Each line that holds the word "регулирования" counts once; give the total for the records below and nothing else.

+++ Dataset entries +++

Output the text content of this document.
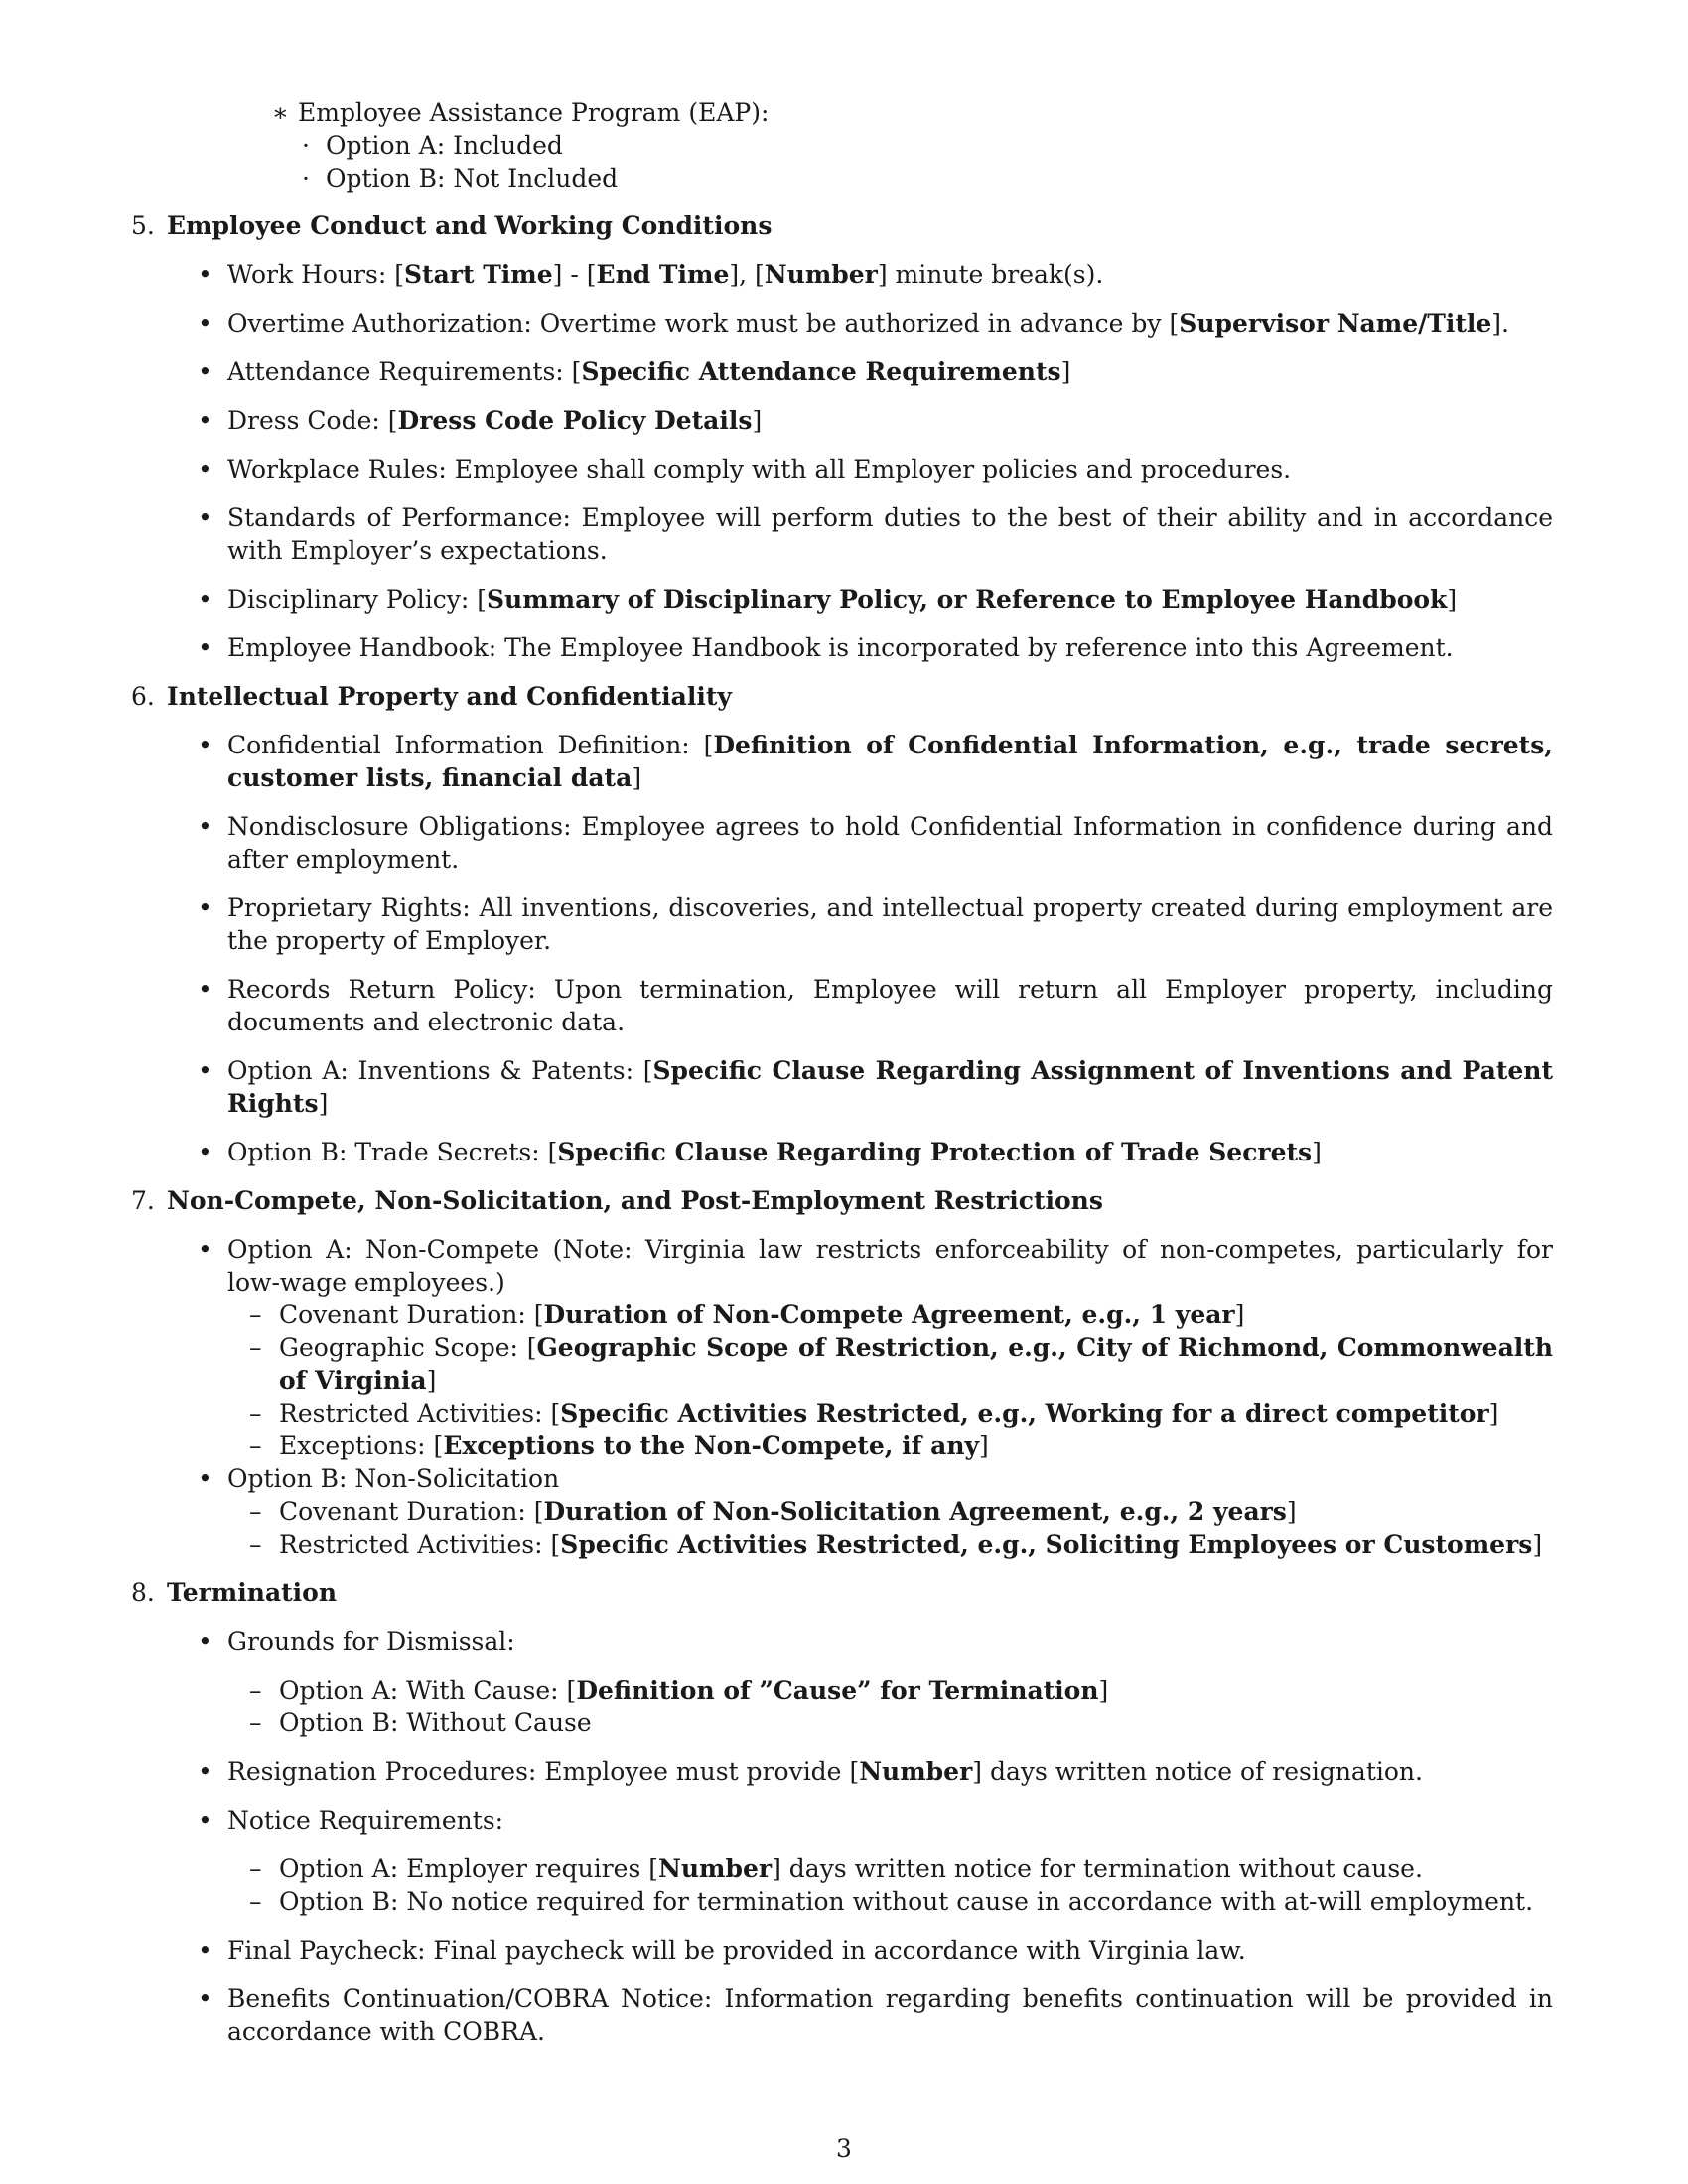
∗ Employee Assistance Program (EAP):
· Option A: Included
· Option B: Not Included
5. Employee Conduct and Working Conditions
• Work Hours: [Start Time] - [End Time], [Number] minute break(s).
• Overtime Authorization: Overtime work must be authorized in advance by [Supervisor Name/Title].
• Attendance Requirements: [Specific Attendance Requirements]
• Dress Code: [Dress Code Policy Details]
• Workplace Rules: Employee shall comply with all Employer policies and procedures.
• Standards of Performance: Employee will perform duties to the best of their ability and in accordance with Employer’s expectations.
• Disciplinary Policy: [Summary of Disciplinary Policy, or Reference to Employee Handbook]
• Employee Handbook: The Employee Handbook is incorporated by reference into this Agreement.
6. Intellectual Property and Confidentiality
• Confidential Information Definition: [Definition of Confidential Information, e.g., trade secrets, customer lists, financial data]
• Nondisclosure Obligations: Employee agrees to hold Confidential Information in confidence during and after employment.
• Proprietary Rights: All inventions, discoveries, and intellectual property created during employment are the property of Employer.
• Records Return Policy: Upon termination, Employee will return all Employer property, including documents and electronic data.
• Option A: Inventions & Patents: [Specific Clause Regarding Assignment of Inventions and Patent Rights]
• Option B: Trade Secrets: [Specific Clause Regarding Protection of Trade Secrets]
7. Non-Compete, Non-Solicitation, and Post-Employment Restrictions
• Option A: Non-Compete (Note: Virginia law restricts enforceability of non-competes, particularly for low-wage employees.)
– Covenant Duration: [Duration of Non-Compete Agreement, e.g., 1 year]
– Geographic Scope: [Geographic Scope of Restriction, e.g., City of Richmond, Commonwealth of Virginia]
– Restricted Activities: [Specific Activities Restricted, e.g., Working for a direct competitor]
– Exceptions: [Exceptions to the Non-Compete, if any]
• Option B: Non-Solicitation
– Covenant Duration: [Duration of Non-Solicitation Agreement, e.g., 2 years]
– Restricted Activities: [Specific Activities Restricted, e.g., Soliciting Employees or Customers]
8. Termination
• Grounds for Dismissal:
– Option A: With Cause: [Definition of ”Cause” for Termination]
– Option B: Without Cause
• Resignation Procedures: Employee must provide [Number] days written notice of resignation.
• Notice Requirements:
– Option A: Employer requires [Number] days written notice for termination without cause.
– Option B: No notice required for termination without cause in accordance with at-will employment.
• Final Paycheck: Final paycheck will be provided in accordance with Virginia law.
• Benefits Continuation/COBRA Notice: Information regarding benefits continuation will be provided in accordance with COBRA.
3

+++
+++ Dataset entries +++

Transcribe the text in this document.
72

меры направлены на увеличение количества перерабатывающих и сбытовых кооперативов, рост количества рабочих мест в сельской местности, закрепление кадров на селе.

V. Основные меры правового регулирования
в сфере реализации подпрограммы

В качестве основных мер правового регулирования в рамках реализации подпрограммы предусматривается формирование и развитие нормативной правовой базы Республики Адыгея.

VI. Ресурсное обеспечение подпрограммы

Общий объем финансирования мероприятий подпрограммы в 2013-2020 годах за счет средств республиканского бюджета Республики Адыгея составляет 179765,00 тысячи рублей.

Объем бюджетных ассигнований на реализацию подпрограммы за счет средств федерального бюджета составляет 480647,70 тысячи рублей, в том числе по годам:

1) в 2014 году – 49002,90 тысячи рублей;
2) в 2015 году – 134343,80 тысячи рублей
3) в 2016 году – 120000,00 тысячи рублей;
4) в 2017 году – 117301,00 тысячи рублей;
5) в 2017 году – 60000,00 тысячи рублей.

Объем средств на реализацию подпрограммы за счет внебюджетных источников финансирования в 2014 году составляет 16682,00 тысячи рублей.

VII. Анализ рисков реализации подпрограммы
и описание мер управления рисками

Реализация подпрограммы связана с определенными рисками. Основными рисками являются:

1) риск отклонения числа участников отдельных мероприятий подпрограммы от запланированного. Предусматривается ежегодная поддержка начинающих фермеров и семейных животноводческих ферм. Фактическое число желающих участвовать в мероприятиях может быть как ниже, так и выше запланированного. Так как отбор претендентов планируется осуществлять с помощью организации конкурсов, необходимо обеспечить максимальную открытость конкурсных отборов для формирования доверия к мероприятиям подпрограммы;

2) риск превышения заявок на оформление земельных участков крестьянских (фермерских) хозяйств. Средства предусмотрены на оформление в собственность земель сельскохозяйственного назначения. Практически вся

+++
+++ Dataset entries +++

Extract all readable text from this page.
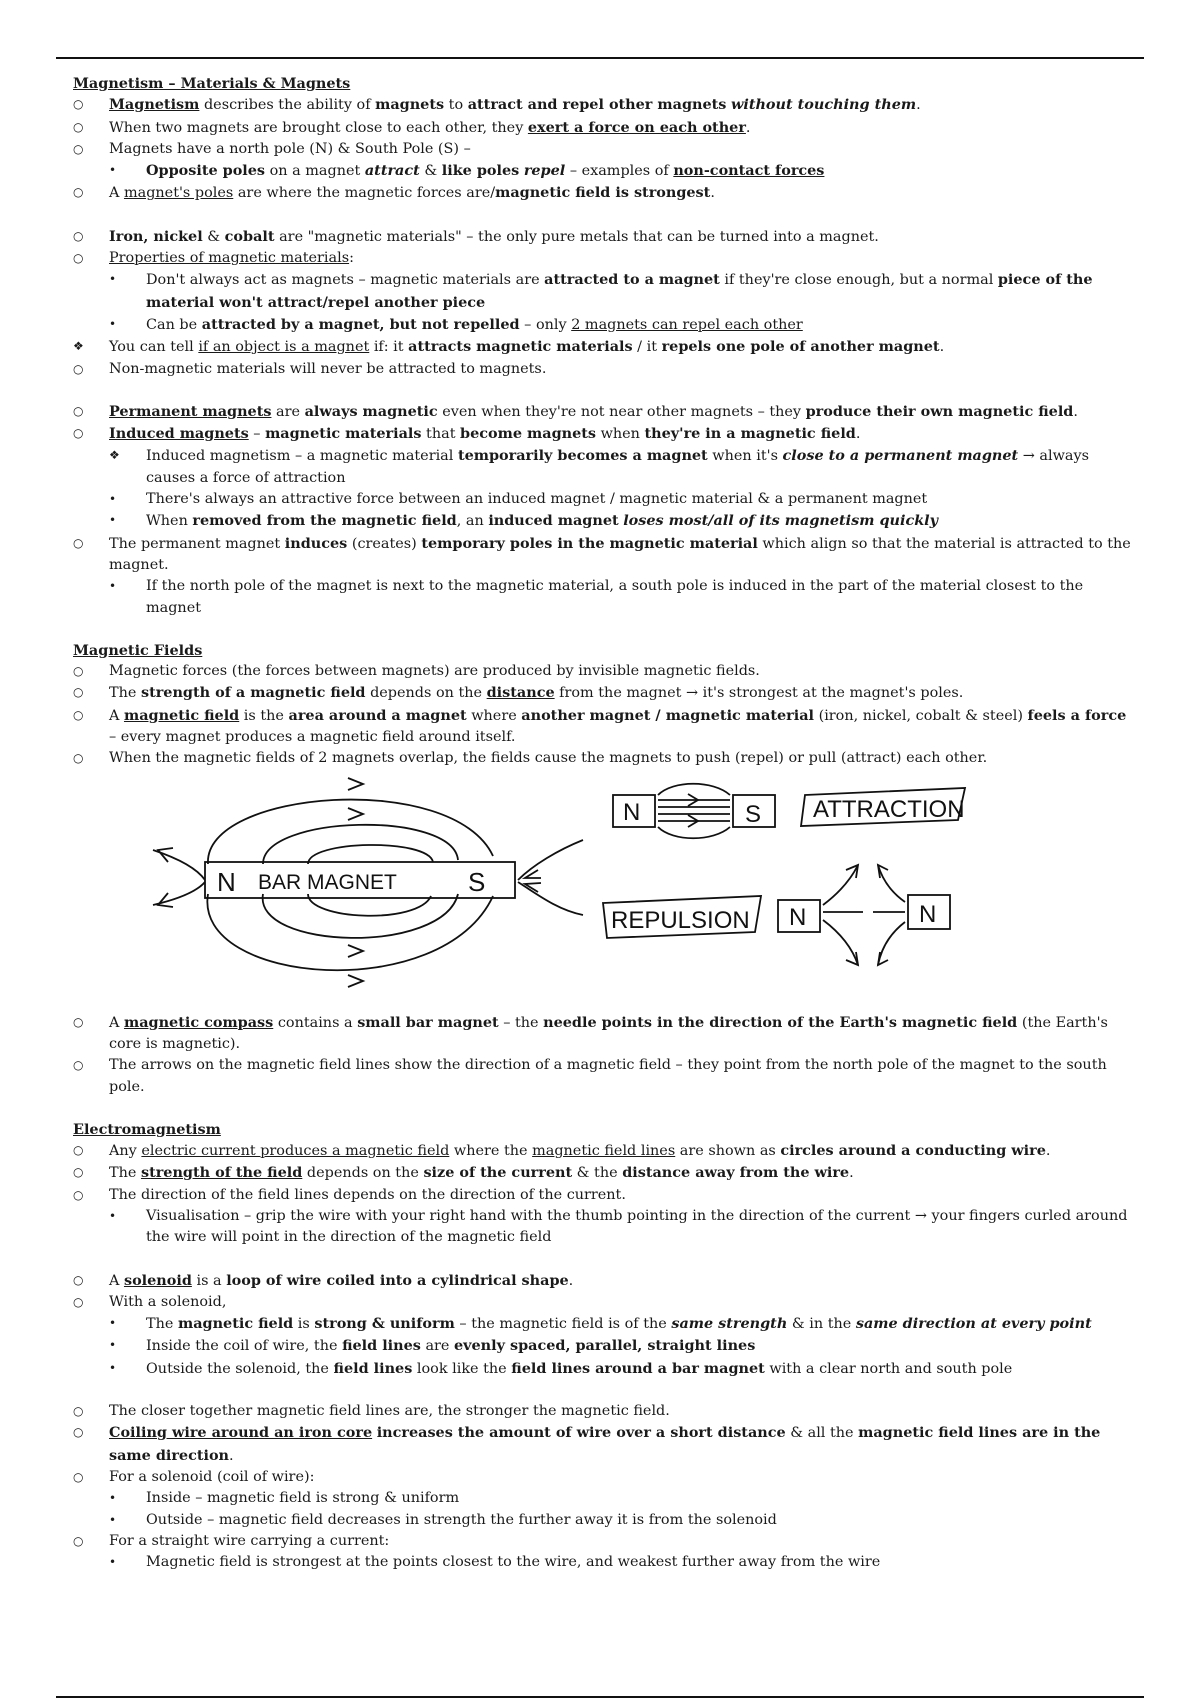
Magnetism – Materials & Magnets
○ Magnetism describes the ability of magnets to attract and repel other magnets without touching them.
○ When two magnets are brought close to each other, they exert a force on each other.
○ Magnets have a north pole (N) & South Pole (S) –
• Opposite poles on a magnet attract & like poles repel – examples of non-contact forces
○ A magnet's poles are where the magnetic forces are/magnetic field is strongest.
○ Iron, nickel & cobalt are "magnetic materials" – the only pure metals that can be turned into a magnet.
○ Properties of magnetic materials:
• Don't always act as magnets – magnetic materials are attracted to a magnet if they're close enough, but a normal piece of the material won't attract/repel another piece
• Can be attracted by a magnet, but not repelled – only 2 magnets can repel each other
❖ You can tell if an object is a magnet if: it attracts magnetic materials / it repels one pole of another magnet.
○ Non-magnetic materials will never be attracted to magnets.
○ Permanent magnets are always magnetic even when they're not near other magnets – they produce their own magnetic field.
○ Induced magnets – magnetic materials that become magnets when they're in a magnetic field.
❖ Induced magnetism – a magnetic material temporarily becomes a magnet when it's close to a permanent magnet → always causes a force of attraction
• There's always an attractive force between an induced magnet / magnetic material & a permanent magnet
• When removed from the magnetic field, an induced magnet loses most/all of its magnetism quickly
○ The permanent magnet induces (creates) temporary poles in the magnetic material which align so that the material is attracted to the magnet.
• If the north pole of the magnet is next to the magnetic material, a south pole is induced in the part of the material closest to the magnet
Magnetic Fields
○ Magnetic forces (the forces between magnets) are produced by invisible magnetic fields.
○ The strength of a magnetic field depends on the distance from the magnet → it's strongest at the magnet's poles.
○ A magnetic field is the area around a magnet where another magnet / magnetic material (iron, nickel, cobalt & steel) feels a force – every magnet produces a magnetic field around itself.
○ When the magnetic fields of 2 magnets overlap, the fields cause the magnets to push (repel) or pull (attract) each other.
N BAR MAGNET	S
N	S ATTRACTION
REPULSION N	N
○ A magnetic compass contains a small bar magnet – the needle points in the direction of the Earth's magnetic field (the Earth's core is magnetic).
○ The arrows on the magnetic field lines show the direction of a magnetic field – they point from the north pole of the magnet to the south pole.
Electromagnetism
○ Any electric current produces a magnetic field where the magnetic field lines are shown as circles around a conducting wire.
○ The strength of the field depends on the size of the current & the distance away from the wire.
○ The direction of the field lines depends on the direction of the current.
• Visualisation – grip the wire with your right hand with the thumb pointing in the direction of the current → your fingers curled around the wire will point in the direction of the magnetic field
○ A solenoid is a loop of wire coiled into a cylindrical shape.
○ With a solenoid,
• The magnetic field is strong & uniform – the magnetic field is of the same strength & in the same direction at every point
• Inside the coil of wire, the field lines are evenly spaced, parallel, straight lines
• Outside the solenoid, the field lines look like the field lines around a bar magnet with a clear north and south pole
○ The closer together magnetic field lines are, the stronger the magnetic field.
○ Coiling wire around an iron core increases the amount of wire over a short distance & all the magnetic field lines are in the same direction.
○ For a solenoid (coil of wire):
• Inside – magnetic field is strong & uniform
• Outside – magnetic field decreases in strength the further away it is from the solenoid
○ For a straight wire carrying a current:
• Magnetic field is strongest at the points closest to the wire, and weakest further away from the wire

+++

* Task output: 2